[DATA EXTRACT start]

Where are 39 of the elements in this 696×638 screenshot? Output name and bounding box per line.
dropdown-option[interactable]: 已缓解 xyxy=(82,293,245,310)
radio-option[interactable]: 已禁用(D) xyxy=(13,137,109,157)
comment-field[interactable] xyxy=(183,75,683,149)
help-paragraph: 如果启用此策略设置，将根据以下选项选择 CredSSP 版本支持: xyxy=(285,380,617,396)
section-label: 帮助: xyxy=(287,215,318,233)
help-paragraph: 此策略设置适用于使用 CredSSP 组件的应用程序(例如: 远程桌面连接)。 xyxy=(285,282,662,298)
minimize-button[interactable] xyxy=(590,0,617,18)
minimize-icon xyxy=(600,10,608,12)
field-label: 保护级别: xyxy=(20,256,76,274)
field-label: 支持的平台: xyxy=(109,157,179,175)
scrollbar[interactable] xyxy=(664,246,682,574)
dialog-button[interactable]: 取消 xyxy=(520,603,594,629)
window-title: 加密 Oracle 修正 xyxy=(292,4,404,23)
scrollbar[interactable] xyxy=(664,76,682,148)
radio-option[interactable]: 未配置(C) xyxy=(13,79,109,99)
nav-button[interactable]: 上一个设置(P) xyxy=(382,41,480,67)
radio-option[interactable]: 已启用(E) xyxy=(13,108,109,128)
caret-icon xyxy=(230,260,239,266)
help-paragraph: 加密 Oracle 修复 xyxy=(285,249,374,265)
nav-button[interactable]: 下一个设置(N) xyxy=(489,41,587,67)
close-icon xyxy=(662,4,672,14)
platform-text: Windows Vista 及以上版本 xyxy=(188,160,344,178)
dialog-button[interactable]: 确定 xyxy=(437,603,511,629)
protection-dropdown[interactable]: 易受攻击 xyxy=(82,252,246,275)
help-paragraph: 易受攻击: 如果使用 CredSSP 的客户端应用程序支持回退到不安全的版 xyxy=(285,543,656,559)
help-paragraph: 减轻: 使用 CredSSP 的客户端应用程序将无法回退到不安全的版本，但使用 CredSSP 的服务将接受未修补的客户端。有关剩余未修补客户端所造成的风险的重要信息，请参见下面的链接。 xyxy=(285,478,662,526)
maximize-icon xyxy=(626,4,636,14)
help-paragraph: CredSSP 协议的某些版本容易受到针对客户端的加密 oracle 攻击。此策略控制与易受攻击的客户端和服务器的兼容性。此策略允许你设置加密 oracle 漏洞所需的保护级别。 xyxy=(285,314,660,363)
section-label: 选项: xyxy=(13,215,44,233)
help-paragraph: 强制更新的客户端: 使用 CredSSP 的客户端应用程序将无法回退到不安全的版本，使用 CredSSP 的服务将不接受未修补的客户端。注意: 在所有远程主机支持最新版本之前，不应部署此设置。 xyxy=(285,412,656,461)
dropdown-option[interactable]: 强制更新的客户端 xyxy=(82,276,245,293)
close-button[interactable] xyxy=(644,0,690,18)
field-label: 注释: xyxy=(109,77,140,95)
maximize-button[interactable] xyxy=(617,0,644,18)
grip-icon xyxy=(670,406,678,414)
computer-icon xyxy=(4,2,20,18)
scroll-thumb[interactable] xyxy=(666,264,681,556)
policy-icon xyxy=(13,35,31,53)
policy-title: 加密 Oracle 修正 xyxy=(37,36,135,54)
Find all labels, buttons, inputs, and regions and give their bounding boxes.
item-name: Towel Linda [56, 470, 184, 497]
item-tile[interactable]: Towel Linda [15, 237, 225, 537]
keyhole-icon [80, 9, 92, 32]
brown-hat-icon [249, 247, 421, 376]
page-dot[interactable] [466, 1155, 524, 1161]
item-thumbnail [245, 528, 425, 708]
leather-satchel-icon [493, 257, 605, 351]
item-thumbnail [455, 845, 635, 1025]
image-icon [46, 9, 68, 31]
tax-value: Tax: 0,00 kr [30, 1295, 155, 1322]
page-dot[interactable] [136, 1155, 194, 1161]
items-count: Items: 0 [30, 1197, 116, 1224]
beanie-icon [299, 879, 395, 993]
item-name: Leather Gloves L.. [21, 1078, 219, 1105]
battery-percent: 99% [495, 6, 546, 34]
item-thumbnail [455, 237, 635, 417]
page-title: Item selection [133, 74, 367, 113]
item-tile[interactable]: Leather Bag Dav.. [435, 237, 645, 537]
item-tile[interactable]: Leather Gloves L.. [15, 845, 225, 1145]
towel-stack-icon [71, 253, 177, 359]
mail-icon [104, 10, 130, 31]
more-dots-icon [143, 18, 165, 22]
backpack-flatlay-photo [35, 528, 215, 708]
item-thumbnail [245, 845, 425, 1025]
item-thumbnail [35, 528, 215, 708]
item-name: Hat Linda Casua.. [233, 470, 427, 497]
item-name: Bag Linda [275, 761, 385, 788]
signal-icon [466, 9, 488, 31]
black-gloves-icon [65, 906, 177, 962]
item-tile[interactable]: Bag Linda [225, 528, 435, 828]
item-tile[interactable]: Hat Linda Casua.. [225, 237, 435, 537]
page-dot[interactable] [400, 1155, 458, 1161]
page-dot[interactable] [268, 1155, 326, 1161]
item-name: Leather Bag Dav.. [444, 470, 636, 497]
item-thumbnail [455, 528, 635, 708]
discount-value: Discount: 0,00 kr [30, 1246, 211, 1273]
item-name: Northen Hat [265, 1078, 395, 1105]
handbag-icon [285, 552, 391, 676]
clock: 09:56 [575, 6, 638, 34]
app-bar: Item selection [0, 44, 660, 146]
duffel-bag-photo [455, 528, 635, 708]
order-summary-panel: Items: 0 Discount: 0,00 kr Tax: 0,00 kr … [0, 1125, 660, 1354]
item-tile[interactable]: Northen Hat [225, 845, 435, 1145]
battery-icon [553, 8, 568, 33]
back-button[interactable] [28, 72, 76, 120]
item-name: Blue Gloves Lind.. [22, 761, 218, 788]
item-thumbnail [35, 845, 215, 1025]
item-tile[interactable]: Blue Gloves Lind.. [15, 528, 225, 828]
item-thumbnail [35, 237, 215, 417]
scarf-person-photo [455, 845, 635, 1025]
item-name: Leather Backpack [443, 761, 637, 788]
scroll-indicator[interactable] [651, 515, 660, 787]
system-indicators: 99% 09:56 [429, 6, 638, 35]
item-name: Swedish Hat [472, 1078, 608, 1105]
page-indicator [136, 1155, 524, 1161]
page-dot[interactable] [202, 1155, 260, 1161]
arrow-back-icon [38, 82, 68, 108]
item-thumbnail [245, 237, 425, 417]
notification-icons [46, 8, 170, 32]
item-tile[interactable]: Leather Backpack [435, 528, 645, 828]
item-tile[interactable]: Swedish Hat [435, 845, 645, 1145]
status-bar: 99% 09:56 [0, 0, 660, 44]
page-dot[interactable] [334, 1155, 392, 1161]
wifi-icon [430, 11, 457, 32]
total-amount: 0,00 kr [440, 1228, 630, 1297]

[DATA EXTRACT end]

• JOB:
Can you copy the lines word for word, starting at the very first line and ending at the line that contains "radio-option[interactable]: 未配置(C) xyxy=(13,79,109,99)"?

• THE COMPLETED TASK:
Where are 39 of the elements in this 696×638 screenshot? Output name and bounding box per line.
dropdown-option[interactable]: 已缓解 xyxy=(82,293,245,310)
radio-option[interactable]: 已禁用(D) xyxy=(13,137,109,157)
comment-field[interactable] xyxy=(183,75,683,149)
help-paragraph: 如果启用此策略设置，将根据以下选项选择 CredSSP 版本支持: xyxy=(285,380,617,396)
section-label: 帮助: xyxy=(287,215,318,233)
help-paragraph: 此策略设置适用于使用 CredSSP 组件的应用程序(例如: 远程桌面连接)。 xyxy=(285,282,662,298)
minimize-button[interactable] xyxy=(590,0,617,18)
minimize-icon xyxy=(600,10,608,12)
field-label: 保护级别: xyxy=(20,256,76,274)
field-label: 支持的平台: xyxy=(109,157,179,175)
scrollbar[interactable] xyxy=(664,246,682,574)
dialog-button[interactable]: 取消 xyxy=(520,603,594,629)
window-title: 加密 Oracle 修正 xyxy=(292,4,404,23)
scrollbar[interactable] xyxy=(664,76,682,148)
radio-option[interactable]: 未配置(C) xyxy=(13,79,109,99)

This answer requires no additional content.